:: Stored entries ::

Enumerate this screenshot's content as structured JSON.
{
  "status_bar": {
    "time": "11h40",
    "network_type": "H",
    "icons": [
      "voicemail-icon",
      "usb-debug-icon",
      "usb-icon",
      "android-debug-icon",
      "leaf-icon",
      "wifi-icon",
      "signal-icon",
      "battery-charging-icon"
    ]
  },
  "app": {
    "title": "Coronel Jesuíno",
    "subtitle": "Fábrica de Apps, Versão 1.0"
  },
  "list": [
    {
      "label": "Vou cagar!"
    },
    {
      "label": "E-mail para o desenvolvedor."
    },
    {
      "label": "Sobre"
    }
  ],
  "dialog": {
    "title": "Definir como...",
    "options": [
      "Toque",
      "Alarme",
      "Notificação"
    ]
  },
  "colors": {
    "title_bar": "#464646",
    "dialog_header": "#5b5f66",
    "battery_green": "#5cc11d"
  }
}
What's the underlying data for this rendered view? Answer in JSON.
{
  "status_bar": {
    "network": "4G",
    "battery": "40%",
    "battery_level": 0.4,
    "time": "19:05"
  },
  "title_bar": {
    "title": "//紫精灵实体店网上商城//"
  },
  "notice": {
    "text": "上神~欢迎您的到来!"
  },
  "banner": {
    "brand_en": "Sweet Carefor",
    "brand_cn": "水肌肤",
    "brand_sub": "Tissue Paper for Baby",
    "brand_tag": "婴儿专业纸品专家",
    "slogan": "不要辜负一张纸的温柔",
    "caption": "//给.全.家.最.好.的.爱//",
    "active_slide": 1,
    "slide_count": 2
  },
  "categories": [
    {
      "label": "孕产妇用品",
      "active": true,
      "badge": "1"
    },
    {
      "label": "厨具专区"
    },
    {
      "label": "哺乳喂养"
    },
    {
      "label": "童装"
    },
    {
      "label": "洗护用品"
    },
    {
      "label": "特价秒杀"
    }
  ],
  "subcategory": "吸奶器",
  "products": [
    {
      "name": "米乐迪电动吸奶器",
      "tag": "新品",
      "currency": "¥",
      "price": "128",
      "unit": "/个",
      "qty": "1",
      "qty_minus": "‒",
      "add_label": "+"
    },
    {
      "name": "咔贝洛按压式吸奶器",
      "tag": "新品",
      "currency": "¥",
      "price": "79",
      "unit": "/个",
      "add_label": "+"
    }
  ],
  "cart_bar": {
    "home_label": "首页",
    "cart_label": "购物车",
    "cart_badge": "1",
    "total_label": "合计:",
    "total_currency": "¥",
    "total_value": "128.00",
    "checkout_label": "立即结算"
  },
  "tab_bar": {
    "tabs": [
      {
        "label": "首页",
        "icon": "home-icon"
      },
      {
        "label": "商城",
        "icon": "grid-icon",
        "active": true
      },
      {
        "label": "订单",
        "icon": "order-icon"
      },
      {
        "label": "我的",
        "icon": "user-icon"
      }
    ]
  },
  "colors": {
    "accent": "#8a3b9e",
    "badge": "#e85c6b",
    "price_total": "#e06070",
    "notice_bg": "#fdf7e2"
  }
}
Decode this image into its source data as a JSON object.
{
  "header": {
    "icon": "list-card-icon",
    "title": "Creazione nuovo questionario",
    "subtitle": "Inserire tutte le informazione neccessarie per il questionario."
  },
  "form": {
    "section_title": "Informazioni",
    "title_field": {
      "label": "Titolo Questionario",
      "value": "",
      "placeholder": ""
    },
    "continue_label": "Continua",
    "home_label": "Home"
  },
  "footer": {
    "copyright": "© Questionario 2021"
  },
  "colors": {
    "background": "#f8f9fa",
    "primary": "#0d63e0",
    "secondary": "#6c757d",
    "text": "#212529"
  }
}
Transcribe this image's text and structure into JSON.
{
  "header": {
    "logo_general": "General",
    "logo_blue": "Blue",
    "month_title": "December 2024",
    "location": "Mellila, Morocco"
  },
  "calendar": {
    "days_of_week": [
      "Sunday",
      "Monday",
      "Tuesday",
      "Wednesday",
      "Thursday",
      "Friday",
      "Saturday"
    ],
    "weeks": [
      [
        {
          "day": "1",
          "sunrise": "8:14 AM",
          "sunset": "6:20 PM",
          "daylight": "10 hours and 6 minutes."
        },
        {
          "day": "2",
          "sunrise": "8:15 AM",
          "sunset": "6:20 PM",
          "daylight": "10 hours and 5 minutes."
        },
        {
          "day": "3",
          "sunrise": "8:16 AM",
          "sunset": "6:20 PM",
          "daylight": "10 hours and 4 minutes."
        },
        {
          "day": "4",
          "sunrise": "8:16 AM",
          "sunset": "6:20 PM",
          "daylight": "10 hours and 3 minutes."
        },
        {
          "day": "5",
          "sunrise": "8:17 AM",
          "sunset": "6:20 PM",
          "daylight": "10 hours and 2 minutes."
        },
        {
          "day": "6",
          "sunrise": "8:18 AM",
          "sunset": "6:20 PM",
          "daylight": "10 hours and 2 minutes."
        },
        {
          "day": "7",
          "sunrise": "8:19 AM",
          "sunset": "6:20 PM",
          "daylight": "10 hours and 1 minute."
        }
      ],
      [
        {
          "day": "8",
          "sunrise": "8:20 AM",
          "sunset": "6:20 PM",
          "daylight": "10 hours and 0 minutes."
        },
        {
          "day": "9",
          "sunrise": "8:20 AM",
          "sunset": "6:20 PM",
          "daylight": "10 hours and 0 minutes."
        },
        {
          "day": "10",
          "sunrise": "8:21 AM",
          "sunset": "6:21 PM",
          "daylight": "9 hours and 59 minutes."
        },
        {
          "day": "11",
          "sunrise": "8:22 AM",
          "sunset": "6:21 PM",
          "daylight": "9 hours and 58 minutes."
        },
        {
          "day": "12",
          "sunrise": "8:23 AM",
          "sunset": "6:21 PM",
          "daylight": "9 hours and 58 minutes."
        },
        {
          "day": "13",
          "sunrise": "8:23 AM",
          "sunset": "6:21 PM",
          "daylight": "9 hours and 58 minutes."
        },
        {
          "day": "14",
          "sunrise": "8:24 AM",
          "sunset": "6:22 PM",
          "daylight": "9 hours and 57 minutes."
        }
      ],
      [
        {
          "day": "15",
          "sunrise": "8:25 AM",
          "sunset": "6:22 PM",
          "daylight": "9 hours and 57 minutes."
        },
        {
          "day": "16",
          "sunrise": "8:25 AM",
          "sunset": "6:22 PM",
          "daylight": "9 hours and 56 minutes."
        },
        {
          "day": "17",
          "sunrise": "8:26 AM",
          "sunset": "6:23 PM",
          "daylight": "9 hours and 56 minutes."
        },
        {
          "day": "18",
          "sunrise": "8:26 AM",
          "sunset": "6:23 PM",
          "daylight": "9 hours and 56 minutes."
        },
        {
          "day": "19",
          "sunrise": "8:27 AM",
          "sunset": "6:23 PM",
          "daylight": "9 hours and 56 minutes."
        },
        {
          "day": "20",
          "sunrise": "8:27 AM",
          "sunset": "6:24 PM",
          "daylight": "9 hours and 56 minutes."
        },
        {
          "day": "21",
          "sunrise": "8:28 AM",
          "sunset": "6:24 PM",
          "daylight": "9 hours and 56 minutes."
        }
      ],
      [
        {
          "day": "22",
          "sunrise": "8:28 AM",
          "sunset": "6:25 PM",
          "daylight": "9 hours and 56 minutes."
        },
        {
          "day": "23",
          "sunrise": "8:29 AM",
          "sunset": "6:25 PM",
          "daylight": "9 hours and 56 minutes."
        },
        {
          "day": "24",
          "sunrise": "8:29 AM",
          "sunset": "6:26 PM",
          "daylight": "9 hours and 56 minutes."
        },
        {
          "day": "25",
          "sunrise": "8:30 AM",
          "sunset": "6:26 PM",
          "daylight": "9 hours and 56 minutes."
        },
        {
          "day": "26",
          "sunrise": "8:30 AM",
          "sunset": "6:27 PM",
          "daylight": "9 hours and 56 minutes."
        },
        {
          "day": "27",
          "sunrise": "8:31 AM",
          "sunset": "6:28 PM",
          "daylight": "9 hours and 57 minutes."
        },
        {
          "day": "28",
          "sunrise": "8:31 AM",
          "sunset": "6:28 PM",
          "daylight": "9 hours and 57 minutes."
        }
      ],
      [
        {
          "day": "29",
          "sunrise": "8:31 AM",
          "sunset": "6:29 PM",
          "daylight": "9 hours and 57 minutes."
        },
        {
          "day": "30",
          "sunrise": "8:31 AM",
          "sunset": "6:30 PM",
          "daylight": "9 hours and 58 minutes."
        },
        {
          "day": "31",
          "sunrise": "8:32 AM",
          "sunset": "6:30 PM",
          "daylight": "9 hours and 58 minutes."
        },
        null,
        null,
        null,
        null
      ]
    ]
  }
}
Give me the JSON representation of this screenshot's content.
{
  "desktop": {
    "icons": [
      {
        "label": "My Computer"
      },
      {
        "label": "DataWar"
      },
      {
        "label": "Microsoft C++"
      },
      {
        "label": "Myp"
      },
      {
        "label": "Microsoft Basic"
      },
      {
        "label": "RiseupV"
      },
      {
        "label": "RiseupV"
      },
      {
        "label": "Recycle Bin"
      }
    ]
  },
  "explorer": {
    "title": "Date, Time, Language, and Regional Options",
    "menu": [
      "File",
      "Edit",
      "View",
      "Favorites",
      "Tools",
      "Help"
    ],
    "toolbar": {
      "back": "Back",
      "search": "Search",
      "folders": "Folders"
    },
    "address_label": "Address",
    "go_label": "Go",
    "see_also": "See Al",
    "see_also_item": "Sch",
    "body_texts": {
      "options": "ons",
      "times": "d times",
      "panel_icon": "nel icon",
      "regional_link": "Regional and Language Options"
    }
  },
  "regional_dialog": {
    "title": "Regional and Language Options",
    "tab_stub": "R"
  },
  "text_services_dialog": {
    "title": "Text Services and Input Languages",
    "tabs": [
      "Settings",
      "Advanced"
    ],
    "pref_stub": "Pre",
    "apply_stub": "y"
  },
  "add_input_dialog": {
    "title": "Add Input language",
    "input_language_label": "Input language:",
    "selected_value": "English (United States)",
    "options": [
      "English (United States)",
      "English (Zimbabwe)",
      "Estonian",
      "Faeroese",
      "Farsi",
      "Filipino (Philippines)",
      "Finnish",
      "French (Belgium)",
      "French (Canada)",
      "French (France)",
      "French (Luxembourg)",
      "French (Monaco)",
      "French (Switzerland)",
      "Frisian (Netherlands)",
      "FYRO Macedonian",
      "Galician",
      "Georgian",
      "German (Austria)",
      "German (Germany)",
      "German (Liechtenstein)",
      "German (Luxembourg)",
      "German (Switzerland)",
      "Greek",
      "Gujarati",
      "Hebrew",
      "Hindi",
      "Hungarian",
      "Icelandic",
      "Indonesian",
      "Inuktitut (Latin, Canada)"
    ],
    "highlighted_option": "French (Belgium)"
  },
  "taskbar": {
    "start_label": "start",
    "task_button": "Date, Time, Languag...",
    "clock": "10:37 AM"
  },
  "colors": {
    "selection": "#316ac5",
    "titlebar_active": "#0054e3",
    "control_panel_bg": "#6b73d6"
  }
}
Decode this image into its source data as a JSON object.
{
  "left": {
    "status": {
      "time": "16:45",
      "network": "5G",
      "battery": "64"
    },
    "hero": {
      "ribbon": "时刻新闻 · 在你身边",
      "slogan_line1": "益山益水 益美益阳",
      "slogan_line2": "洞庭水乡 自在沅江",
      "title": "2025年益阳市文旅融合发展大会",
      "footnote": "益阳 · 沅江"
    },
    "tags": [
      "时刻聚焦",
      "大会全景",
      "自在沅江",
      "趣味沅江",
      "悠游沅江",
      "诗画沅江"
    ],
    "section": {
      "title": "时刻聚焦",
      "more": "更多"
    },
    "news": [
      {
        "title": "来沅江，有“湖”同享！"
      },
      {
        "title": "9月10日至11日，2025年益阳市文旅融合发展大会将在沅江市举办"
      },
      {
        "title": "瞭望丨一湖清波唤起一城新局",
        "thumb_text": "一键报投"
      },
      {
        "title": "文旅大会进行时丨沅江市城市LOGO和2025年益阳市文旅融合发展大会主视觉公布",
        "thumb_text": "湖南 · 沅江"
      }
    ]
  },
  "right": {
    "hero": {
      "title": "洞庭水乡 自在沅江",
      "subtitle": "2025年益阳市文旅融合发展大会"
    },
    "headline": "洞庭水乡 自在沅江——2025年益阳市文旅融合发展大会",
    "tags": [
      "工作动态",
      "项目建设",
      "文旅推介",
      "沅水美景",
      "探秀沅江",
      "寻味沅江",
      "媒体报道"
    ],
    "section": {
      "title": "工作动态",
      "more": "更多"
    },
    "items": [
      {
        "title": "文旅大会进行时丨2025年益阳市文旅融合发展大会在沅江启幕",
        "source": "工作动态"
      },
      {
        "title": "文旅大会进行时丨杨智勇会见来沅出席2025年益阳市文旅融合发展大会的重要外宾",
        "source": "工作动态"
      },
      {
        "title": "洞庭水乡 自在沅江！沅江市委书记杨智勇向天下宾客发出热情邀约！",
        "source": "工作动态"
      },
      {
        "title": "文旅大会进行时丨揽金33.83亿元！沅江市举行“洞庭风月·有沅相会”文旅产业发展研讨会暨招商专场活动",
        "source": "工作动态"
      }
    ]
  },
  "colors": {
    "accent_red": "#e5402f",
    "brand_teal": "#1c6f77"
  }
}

:: THE PROBLEM ::
Above are the records; copy every line in them that holds the word "Canada".

:: FINISHED TASK ::
      "French (Canada)",
      "Inuktitut (Latin, Canada)"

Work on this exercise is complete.